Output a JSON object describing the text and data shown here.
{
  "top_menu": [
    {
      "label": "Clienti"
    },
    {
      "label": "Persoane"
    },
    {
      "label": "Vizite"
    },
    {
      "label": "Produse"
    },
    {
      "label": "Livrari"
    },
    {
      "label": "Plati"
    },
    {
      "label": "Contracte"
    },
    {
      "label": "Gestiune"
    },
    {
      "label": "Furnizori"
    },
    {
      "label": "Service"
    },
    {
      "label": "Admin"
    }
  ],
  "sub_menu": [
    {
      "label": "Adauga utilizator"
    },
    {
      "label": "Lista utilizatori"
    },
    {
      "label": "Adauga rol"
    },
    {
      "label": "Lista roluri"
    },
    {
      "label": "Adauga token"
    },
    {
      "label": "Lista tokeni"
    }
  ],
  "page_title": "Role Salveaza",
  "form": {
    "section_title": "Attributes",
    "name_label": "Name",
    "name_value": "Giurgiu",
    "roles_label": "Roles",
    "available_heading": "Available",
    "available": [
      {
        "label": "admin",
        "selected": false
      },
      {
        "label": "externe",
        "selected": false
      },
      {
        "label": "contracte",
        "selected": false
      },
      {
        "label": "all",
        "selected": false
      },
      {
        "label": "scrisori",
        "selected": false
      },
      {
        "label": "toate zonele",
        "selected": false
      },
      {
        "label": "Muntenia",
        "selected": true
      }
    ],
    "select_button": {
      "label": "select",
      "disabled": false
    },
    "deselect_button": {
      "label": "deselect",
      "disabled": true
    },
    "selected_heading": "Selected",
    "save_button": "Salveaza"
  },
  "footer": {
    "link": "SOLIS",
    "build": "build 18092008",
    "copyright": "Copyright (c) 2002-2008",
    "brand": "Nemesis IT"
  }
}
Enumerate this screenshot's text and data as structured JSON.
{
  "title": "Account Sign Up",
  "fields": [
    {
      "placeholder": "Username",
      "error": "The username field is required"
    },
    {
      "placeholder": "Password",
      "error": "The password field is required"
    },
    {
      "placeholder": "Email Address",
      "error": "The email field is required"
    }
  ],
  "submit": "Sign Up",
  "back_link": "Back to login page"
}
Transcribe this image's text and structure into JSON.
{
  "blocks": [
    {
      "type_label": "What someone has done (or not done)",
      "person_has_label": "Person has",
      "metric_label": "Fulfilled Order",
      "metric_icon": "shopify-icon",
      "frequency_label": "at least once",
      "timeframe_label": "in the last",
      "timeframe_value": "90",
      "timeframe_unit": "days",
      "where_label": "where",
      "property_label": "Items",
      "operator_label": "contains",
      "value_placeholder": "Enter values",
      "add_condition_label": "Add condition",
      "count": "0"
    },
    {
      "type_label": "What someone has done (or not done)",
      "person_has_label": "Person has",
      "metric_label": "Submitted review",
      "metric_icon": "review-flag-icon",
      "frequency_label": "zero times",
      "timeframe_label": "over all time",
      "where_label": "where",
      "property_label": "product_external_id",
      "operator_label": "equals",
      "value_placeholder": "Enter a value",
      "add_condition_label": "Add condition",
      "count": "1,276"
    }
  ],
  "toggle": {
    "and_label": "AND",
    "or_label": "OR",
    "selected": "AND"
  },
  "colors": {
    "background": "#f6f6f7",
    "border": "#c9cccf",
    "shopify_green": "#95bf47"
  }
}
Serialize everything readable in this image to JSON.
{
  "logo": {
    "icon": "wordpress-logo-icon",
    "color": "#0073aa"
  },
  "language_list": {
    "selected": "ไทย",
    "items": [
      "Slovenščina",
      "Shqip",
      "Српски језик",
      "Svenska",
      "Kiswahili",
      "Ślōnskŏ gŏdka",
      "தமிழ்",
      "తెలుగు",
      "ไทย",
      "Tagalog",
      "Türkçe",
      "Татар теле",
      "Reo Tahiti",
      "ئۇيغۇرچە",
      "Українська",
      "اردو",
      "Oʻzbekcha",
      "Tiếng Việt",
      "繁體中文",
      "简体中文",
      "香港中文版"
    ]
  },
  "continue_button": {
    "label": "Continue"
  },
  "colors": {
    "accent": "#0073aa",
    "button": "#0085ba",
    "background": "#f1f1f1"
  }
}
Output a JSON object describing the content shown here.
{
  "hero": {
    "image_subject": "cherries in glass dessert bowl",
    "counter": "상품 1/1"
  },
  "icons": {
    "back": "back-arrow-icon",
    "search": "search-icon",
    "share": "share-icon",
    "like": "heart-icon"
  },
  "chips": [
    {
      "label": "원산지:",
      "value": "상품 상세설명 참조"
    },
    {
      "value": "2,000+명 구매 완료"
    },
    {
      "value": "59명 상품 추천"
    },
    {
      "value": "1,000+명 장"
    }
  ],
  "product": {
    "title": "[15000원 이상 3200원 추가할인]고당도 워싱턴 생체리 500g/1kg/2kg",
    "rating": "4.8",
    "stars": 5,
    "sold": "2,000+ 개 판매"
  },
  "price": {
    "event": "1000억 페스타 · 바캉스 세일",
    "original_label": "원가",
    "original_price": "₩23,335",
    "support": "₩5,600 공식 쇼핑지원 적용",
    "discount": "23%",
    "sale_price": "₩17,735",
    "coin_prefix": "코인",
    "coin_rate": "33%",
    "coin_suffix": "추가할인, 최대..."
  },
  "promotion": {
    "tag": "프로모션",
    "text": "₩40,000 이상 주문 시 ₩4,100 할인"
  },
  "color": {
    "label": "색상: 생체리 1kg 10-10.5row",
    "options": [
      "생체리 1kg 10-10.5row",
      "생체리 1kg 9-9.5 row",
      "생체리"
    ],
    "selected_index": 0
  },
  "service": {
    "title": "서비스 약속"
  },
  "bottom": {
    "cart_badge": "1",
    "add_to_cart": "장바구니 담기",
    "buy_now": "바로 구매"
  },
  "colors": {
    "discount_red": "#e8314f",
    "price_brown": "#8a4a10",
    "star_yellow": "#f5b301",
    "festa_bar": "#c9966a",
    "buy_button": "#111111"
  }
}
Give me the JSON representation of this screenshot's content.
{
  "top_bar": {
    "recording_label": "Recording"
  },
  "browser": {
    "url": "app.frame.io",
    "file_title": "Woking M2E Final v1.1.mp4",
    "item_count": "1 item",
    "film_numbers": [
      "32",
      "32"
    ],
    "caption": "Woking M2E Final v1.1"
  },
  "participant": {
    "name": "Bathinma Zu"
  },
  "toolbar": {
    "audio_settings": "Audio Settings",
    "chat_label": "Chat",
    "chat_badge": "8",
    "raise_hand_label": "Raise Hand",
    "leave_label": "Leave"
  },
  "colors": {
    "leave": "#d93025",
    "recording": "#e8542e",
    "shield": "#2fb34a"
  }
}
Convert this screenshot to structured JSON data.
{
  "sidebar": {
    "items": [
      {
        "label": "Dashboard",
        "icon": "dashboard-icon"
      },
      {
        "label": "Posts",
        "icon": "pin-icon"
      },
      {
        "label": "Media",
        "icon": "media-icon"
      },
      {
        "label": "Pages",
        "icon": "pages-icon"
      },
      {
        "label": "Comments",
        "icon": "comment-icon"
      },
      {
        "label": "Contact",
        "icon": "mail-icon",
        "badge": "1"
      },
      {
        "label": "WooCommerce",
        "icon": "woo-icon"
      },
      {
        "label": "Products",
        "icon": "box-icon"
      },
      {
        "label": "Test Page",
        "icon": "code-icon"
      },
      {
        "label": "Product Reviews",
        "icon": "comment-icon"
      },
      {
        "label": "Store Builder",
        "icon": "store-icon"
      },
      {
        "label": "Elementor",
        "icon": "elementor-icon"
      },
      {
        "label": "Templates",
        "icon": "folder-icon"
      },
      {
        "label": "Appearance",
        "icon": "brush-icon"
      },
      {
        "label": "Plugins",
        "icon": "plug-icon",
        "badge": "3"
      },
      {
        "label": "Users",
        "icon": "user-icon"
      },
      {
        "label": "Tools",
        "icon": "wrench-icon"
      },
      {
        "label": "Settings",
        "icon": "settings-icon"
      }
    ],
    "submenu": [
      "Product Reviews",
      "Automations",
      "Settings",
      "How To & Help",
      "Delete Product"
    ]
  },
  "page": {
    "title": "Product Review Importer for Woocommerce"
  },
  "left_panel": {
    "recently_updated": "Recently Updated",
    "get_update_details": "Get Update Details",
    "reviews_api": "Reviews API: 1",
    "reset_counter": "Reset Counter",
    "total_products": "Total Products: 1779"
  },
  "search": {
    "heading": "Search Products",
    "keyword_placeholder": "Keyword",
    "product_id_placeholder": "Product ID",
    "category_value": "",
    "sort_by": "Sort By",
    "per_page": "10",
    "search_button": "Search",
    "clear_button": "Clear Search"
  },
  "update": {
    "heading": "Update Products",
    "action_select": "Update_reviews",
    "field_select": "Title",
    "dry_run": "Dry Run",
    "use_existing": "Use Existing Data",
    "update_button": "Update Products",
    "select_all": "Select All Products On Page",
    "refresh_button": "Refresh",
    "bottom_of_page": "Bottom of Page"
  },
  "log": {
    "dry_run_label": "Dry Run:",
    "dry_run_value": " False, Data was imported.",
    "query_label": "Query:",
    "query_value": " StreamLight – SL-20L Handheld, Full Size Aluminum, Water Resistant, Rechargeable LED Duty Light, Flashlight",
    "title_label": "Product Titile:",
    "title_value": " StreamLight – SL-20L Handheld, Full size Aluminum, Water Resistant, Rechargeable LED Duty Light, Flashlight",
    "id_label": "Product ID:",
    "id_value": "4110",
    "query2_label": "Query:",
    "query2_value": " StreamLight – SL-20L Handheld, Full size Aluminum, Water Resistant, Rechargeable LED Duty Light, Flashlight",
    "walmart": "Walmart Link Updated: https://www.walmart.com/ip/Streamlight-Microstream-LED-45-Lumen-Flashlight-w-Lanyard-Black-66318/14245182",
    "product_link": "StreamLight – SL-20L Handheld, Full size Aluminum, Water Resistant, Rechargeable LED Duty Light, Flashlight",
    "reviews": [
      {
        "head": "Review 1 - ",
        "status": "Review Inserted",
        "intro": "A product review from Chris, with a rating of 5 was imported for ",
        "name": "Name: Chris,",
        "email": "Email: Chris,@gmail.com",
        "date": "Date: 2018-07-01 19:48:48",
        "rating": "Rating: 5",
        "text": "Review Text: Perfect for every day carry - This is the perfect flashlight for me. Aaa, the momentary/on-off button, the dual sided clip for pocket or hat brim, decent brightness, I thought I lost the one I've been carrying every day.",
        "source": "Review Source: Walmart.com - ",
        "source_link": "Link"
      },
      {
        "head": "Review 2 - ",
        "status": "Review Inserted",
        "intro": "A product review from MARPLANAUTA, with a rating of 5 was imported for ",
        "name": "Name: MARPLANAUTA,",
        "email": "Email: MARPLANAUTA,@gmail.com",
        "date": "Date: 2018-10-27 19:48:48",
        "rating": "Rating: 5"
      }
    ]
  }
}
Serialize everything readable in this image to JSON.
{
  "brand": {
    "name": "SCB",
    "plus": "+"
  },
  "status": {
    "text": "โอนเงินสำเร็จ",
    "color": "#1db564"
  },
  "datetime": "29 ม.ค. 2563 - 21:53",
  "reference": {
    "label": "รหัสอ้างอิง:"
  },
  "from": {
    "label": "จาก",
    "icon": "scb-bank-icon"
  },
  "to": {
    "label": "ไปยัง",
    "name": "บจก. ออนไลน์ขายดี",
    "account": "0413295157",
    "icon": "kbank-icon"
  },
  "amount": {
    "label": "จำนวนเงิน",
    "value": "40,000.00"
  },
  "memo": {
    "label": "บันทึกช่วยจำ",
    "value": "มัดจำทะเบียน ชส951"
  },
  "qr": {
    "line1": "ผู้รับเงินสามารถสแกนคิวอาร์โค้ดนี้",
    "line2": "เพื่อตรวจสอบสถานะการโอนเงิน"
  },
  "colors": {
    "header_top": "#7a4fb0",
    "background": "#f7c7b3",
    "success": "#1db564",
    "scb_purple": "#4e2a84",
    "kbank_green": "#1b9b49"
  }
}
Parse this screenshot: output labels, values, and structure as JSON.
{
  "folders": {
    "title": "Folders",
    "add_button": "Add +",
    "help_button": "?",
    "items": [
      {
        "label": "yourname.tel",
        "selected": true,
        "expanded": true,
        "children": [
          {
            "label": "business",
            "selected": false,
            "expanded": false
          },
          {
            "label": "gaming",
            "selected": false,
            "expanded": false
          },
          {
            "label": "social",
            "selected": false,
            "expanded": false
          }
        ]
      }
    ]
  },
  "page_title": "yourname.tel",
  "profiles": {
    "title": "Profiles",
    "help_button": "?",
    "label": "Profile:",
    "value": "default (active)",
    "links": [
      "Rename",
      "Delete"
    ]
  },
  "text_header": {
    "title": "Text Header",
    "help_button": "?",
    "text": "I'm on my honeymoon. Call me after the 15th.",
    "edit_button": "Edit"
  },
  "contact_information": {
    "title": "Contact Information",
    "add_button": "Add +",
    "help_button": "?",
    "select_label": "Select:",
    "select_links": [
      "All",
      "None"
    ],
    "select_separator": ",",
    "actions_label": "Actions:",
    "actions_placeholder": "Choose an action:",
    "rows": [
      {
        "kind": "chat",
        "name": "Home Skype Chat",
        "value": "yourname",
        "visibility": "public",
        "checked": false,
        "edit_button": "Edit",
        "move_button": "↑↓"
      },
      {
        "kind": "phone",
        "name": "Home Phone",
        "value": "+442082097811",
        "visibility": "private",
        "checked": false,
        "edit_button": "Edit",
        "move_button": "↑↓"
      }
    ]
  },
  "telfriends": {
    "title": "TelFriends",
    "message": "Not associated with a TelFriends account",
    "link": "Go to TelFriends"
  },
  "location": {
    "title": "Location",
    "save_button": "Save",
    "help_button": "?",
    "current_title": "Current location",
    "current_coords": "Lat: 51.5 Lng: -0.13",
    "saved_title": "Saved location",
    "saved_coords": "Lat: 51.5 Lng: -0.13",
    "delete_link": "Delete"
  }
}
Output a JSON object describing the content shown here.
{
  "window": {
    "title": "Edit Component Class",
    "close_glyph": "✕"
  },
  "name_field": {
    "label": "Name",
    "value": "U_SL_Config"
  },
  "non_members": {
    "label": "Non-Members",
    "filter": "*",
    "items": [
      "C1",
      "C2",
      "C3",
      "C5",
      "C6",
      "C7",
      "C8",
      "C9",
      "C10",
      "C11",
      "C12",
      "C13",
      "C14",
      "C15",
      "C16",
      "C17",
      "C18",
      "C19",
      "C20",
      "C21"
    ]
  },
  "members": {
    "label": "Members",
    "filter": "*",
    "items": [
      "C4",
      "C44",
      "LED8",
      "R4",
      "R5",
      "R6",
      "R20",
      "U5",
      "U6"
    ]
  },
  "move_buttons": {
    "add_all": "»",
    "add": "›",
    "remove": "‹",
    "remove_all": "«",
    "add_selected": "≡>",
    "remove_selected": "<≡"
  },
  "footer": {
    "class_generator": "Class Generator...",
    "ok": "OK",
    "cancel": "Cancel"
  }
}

> [Short problem]:
Reply with nothing but a number: how many lines of the entries above contain the string "Enter"?

> [Solution for this exercise]:
2